§ **Problem**: Copy out each line exactly; pictures stay out of the copy.

____ Records for this task

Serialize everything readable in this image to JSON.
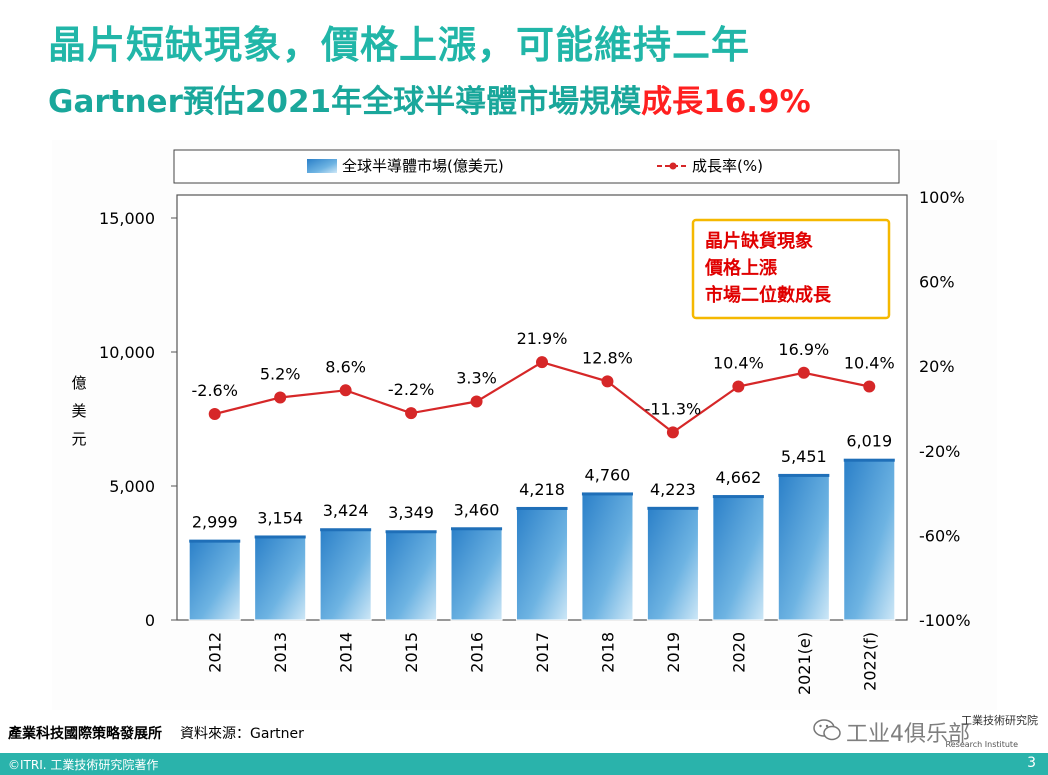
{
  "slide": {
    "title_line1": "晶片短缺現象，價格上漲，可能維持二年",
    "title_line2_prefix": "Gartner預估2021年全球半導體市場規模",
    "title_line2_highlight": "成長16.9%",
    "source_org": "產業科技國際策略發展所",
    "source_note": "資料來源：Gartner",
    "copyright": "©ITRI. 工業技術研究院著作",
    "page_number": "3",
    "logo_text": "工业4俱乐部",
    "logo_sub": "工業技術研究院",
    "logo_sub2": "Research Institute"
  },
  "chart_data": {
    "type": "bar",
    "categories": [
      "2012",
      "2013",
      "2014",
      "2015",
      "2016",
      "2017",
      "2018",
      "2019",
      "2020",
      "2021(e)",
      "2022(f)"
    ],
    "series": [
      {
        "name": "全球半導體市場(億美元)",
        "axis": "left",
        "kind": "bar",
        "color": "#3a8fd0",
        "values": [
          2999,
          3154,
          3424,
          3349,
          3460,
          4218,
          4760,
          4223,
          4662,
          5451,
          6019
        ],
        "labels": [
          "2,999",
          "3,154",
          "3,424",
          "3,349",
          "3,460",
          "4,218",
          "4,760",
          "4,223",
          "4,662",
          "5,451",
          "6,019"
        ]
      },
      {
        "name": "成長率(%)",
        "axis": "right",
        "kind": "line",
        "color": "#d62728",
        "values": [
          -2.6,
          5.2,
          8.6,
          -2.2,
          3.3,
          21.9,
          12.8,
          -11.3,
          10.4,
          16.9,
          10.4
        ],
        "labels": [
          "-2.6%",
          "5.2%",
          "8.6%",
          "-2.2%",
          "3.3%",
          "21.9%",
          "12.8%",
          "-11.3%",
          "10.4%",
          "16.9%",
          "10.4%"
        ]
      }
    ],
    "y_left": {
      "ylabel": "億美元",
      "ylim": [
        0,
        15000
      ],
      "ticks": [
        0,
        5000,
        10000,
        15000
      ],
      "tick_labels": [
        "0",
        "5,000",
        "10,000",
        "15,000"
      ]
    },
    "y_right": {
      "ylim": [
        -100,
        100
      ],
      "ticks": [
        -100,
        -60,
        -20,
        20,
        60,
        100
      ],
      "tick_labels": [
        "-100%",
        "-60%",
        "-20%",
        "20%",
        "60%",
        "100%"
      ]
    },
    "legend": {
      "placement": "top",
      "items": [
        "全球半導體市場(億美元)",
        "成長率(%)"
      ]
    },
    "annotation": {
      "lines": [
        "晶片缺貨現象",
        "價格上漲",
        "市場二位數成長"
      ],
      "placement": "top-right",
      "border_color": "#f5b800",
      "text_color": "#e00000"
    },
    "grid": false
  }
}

________

§ **Reply**:
Serialize everything readable in this image to JSON.
{
  "slide": {
    "title_line1": "晶片短缺現象，價格上漲，可能維持二年",
    "title_line2_prefix": "Gartner預估2021年全球半導體市場規模",
    "title_line2_highlight": "成長16.9%",
    "source_org": "產業科技國際策略發展所",
    "source_note": "資料來源：Gartner",
    "copyright": "©ITRI. 工業技術研究院著作",
    "page_number": "3",
    "logo_text": "工业4俱乐部",
    "logo_sub": "工業技術研究院",
    "logo_sub2": "Research Institute"
  },
  "chart_data": {
    "type": "bar",
    "categories": [
      "2012",
      "2013",
      "2014",
      "2015",
      "2016",
      "2017",
      "2018",
      "2019",
      "2020",
      "2021(e)",
      "2022(f)"
    ],
    "series": [
      {
        "name": "全球半導體市場(億美元)",
        "axis": "left",
        "kind": "bar",
        "color": "#3a8fd0",
        "values": [
          2999,
          3154,
          3424,
          3349,
          3460,
          4218,
          4760,
          4223,
          4662,
          5451,
          6019
        ],
        "labels": [
          "2,999",
          "3,154",
          "3,424",
          "3,349",
          "3,460",
          "4,218",
          "4,760",
          "4,223",
          "4,662",
          "5,451",
          "6,019"
        ]
      },
      {
        "name": "成長率(%)",
        "axis": "right",
        "kind": "line",
        "color": "#d62728",
        "values": [
          -2.6,
          5.2,
          8.6,
          -2.2,
          3.3,
          21.9,
          12.8,
          -11.3,
          10.4,
          16.9,
          10.4
        ],
        "labels": [
          "-2.6%",
          "5.2%",
          "8.6%",
          "-2.2%",
          "3.3%",
          "21.9%",
          "12.8%",
          "-11.3%",
          "10.4%",
          "16.9%",
          "10.4%"
        ]
      }
    ],
    "y_left": {
      "ylabel": "億美元",
      "ylim": [
        0,
        15000
      ],
      "ticks": [
        0,
        5000,
        10000,
        15000
      ],
      "tick_labels": [
        "0",
        "5,000",
        "10,000",
        "15,000"
      ]
    },
    "y_right": {
      "ylim": [
        -100,
        100
      ],
      "ticks": [
        -100,
        -60,
        -20,
        20,
        60,
        100
      ],
      "tick_labels": [
        "-100%",
        "-60%",
        "-20%",
        "20%",
        "60%",
        "100%"
      ]
    },
    "legend": {
      "placement": "top",
      "items": [
        "全球半導體市場(億美元)",
        "成長率(%)"
      ]
    },
    "annotation": {
      "lines": [
        "晶片缺貨現象",
        "價格上漲",
        "市場二位數成長"
      ],
      "placement": "top-right",
      "border_color": "#f5b800",
      "text_color": "#e00000"
    },
    "grid": false
  }
}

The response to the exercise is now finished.